---------- Dataset extract ----------
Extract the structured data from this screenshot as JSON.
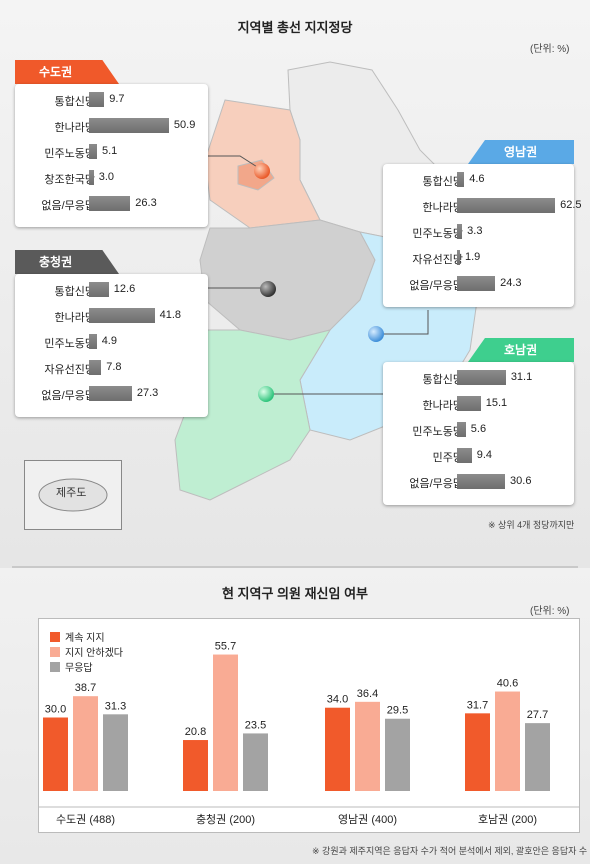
{
  "top": {
    "title": "지역별 총선 지지정당",
    "unit": "(단위: %)",
    "note": "※ 상위 4개 정당까지만",
    "jeju_label": "제주도"
  },
  "bottom": {
    "title": "현 지역구 의원 재신임 여부",
    "unit": "(단위: %)",
    "note": "※ 강원과 제주지역은 응답자 수가 적어 분석에서 제외, 괄호안은 응답자 수"
  },
  "colors": {
    "sudo": "#f0592a",
    "chung": "#5a5a5a",
    "yeong": "#5aa9e6",
    "honam": "#3ecf8e",
    "bar_grey": "#7a7a7a",
    "keep": "#f15a2b",
    "not": "#f9ab94",
    "none": "#a3a3a3"
  },
  "chart_data": [
    {
      "type": "bar",
      "orientation": "horizontal",
      "title": "수도권",
      "categories": [
        "통합신당",
        "한나라당",
        "민주노동당",
        "창조한국당",
        "없음/무응답"
      ],
      "values": [
        9.7,
        50.9,
        5.1,
        3.0,
        26.3
      ],
      "value_labels": [
        "9.7",
        "50.9",
        "5.1",
        "3.0",
        "26.3"
      ]
    },
    {
      "type": "bar",
      "orientation": "horizontal",
      "title": "충청권",
      "categories": [
        "통합신당",
        "한나라당",
        "민주노동당",
        "자유선진당",
        "없음/무응답"
      ],
      "values": [
        12.6,
        41.8,
        4.9,
        7.8,
        27.3
      ],
      "value_labels": [
        "12.6",
        "41.8",
        "4.9",
        "7.8",
        "27.3"
      ]
    },
    {
      "type": "bar",
      "orientation": "horizontal",
      "title": "영남권",
      "categories": [
        "통합신당",
        "한나라당",
        "민주노동당",
        "자유선진당",
        "없음/무응답"
      ],
      "values": [
        4.6,
        62.5,
        3.3,
        1.9,
        24.3
      ],
      "value_labels": [
        "4.6",
        "62.5",
        "3.3",
        "1.9",
        "24.3"
      ]
    },
    {
      "type": "bar",
      "orientation": "horizontal",
      "title": "호남권",
      "categories": [
        "통합신당",
        "한나라당",
        "민주노동당",
        "민주당",
        "없음/무응답"
      ],
      "values": [
        31.1,
        15.1,
        5.6,
        9.4,
        30.6
      ],
      "value_labels": [
        "31.1",
        "15.1",
        "5.6",
        "9.4",
        "30.6"
      ]
    },
    {
      "type": "bar",
      "orientation": "vertical",
      "title": "현 지역구 의원 재신임 여부",
      "categories": [
        "수도권 (488)",
        "충청권 (200)",
        "영남권 (400)",
        "호남권 (200)"
      ],
      "series": [
        {
          "name": "계속 지지",
          "values": [
            30.0,
            20.8,
            34.0,
            31.7
          ],
          "labels": [
            "30.0",
            "20.8",
            "34.0",
            "31.7"
          ]
        },
        {
          "name": "지지 안하겠다",
          "values": [
            38.7,
            55.7,
            36.4,
            40.6
          ],
          "labels": [
            "38.7",
            "55.7",
            "36.4",
            "40.6"
          ]
        },
        {
          "name": "무응답",
          "values": [
            31.3,
            23.5,
            29.5,
            27.7
          ],
          "labels": [
            "31.3",
            "23.5",
            "29.5",
            "27.7"
          ]
        }
      ],
      "legend": "top-left",
      "ylim": [
        0,
        60
      ]
    }
  ]
}
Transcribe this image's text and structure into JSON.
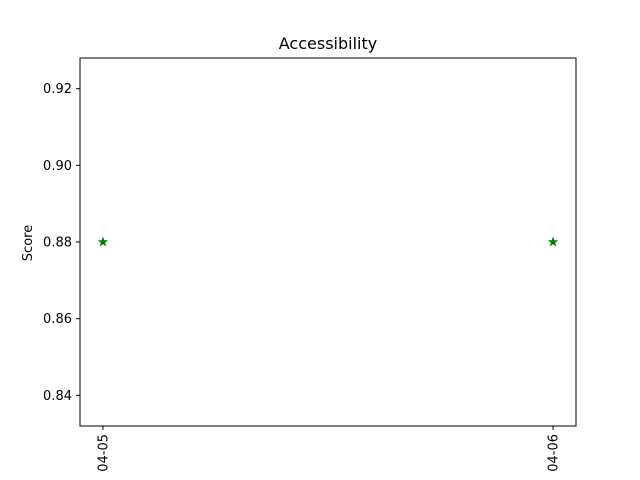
{
  "chart_data": {
    "type": "scatter",
    "title": "Accessibility",
    "xlabel": "",
    "ylabel": "Score",
    "x_categories": [
      "04-05",
      "04-06"
    ],
    "series": [
      {
        "values": [
          0.88,
          0.88
        ],
        "color": "#008000",
        "marker": "star"
      }
    ],
    "ylim": [
      0.832,
      0.928
    ],
    "yticks": [
      0.84,
      0.86,
      0.88,
      0.9,
      0.92
    ],
    "ytick_labels": [
      "0.84",
      "0.86",
      "0.88",
      "0.90",
      "0.92"
    ],
    "grid": false,
    "legend": "none"
  }
}
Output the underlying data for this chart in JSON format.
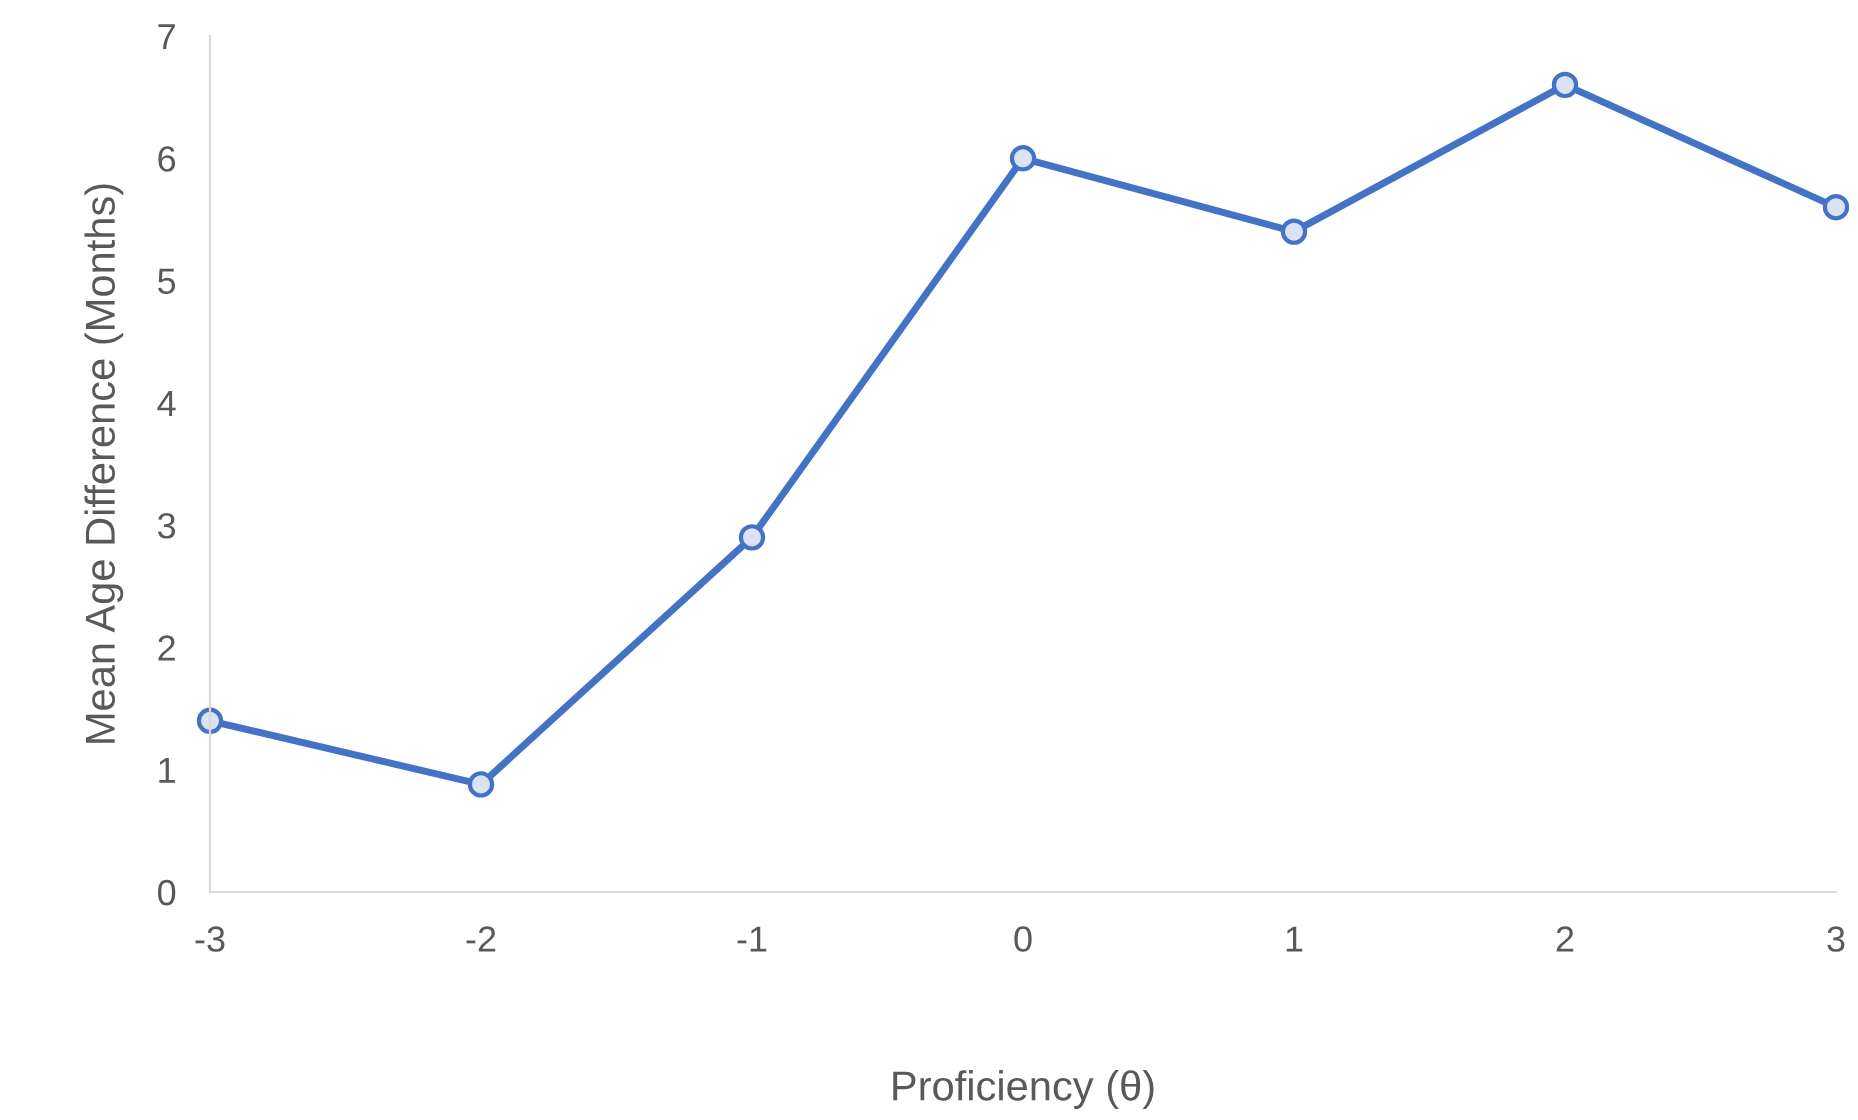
{
  "chart_data": {
    "type": "line",
    "xlabel": "Proficiency (θ)",
    "ylabel": "Mean Age Difference (Months)",
    "x": [
      -3,
      -2,
      -1,
      0,
      1,
      2,
      3
    ],
    "series": [
      {
        "color": "#4472c4",
        "values": [
          1.4,
          0.88,
          2.9,
          6.0,
          5.4,
          6.6,
          5.6
        ]
      }
    ],
    "xlim": [
      -3,
      3
    ],
    "xticks": [
      -3,
      -2,
      -1,
      0,
      1,
      2,
      3
    ],
    "ylim": [
      0,
      7
    ],
    "yticks": [
      0,
      1,
      2,
      3,
      4,
      5,
      6,
      7
    ],
    "grid": false,
    "legend": false,
    "marker": "circle",
    "line_style": "solid"
  }
}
----------
_Exercise aim_:
Locate the word "JSON" in the entries, and copy every line where it is found.

_The reply_:
Extract the structured data from this screenshot as JSON.
Transcribe this image's text and structure into JSON.
Output the underlying data for this chart in JSON format.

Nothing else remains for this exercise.